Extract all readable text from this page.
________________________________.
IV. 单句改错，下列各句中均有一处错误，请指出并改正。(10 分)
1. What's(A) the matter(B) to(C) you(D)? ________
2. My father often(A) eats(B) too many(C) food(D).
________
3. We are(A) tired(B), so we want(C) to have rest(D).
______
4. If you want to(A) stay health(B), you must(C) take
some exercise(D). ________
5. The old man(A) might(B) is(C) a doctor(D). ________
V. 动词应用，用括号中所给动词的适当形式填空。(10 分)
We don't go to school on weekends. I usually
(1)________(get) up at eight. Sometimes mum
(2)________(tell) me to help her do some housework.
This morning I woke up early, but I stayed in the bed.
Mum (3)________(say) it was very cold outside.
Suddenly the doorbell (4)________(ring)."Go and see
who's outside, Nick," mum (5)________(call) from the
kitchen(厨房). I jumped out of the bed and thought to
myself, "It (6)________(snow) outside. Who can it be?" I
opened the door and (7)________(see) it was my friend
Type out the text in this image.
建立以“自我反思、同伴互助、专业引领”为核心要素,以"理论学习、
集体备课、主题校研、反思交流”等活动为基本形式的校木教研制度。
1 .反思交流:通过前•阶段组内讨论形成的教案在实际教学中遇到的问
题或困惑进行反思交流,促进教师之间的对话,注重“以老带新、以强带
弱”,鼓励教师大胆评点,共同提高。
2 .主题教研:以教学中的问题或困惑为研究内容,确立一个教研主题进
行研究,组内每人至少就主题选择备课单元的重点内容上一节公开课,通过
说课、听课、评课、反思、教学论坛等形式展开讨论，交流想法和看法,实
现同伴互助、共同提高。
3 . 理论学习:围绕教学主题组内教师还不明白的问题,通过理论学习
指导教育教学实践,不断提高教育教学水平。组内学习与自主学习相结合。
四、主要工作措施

• **PROBLEM TO WORK ON**
A number is the only answer here: how many lines of the material above contain "理论学习"?

• **CORRECT RESPONSE**
2